# Task directions
Of the lines listed below, how many contain the string "explorer"? Answer with the number alone.

━━━━━ Data to use

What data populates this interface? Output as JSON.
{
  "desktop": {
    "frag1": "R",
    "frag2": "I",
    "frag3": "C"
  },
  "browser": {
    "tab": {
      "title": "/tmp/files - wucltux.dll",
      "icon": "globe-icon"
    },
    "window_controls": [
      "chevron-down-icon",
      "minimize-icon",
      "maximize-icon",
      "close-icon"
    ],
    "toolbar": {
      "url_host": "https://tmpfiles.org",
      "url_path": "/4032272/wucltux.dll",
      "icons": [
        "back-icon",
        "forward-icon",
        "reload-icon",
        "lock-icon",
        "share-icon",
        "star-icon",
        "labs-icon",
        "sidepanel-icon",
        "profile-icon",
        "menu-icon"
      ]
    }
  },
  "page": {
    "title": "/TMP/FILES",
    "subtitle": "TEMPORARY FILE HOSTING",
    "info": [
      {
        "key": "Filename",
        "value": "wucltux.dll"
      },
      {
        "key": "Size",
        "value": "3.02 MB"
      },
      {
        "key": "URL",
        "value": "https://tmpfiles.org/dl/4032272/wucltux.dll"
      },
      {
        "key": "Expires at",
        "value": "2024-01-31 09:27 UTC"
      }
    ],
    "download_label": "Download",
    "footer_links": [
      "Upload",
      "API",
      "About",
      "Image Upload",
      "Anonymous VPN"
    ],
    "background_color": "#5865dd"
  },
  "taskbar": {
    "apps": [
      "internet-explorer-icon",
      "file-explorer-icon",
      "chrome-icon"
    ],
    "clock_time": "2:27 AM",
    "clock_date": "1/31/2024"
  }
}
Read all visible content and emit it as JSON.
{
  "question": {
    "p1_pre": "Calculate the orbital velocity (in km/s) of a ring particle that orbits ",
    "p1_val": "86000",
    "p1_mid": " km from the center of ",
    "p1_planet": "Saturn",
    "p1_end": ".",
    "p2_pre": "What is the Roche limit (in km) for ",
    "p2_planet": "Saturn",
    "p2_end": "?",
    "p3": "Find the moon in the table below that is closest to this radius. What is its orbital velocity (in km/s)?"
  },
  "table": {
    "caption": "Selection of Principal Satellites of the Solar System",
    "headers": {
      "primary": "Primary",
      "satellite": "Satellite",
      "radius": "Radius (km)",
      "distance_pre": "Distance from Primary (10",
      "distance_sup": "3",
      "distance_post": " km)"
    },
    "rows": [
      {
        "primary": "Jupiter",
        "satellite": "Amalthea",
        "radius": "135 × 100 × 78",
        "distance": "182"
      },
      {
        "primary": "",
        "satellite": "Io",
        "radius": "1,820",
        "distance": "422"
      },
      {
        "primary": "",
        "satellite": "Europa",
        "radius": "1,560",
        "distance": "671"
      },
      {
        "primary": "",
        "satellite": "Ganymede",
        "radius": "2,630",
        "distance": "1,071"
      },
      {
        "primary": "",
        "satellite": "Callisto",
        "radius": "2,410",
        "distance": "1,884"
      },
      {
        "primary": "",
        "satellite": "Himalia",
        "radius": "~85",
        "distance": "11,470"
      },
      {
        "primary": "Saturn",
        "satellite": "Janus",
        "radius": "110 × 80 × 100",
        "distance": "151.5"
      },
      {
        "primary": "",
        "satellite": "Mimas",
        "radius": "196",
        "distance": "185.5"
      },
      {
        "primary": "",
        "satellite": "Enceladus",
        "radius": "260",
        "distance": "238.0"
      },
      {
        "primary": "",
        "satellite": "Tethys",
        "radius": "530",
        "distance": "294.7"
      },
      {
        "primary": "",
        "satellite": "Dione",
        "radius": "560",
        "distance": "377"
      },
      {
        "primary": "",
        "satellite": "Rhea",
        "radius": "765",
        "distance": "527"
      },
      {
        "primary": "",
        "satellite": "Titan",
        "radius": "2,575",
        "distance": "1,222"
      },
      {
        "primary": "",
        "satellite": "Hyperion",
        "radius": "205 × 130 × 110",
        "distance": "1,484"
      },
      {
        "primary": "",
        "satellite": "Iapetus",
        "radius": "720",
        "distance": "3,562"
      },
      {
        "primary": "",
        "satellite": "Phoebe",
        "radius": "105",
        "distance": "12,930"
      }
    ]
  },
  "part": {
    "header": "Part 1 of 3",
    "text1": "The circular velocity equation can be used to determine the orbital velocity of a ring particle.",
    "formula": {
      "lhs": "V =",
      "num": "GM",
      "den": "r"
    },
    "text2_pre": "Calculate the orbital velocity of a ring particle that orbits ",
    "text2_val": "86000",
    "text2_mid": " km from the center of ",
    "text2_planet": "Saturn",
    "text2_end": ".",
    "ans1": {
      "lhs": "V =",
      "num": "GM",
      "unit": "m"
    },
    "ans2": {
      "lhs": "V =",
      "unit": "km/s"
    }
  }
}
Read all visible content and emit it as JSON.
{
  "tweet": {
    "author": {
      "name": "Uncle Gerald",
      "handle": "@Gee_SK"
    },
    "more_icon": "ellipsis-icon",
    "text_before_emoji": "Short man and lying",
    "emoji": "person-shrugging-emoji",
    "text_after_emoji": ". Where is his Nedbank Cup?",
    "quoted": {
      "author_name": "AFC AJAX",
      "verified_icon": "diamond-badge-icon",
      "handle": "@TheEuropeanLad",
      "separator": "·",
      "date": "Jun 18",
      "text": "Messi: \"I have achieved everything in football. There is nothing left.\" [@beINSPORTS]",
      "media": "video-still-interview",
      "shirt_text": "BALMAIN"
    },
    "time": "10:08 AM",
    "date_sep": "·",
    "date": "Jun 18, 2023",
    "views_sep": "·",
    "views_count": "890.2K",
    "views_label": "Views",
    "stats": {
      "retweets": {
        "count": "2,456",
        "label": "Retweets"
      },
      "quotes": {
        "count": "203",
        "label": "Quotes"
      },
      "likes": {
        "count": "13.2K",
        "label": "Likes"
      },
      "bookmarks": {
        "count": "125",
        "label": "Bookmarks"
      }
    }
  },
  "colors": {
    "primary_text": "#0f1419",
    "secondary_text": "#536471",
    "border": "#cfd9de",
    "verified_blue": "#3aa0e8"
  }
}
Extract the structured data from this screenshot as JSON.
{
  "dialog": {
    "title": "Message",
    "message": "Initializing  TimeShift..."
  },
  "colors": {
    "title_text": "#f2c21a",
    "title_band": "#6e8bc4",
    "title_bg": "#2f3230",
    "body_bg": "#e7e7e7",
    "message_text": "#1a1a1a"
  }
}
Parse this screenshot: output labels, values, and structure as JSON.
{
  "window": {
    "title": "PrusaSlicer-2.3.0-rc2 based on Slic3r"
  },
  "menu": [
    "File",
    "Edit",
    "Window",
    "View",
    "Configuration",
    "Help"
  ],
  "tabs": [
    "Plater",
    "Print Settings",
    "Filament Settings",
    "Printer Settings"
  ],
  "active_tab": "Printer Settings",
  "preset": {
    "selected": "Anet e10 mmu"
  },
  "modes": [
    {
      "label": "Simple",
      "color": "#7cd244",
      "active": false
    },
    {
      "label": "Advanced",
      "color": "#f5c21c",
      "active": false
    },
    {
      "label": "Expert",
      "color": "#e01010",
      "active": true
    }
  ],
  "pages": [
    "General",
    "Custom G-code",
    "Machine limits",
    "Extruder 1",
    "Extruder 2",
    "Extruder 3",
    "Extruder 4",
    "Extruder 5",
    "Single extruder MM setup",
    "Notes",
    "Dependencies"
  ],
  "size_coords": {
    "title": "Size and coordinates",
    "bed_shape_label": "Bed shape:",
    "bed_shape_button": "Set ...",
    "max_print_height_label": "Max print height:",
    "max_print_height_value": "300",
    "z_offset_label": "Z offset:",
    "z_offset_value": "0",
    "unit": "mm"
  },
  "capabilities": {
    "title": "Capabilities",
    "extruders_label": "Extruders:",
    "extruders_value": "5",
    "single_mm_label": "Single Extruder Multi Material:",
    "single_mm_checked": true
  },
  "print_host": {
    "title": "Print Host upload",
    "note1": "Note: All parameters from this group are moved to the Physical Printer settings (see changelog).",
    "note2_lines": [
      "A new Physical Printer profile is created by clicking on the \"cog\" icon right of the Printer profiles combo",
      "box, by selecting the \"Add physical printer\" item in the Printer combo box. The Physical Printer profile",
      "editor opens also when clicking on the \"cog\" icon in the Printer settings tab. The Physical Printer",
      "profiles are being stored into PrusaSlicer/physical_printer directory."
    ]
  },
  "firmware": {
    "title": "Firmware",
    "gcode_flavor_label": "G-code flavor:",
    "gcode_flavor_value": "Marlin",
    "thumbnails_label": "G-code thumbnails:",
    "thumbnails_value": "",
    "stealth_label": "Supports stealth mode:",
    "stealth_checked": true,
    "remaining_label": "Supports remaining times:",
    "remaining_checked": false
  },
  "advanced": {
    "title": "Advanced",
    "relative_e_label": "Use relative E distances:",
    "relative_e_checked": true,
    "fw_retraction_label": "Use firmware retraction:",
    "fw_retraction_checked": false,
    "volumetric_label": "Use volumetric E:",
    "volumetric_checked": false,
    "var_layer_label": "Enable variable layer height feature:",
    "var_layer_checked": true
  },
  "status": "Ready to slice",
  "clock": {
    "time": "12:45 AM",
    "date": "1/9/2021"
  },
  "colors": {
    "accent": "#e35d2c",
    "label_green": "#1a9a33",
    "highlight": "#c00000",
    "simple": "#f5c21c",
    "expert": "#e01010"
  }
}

━━━━━━━━━━

# Result
2